### OBJECTIVE
Go through the records and extract every line with the word "shell".
▶
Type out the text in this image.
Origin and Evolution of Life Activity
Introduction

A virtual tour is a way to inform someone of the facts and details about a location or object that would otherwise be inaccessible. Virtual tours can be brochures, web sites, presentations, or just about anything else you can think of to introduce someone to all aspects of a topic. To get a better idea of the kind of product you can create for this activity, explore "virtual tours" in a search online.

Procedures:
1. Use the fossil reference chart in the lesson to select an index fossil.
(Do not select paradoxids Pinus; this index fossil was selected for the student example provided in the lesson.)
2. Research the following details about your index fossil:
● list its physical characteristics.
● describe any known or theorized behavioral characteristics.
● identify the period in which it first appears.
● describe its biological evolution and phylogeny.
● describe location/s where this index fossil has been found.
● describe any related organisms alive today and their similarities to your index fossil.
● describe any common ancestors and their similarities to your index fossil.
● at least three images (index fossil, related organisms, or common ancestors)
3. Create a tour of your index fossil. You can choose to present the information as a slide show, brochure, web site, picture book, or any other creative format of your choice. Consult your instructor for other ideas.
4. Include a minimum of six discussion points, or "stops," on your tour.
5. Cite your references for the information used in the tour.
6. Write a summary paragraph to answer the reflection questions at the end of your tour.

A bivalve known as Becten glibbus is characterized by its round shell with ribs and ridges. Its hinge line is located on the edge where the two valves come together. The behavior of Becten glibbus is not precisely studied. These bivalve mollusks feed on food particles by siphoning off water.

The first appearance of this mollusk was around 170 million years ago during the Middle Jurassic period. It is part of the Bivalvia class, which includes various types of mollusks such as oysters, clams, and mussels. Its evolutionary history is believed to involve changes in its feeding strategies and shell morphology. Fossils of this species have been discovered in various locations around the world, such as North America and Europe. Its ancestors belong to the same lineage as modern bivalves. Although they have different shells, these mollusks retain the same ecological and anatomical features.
◀
### FULL OUTPUT
A bivalve known as Becten glibbus is characterized by its round shell with ribs and ridges. Its hinge line is located on the edge where the two valves come together. The behavior of Becten glibbus is not precisely studied. These bivalve mollusks feed on food particles by siphoning off water.
The first appearance of this mollusk was around 170 million years ago during the Middle Jurassic period. It is part of the Bivalvia class, which includes various types of mollusks such as oysters, clams, and mussels. Its evolutionary history is believed to involve changes in its feeding strategies and shell morphology. Fossils of this species have been discovered in various locations around the world, such as North America and Europe. Its ancestors belong to the same lineage as modern bivalves. Although they have different shells, these mollusks retain the same ecological and anatomical features.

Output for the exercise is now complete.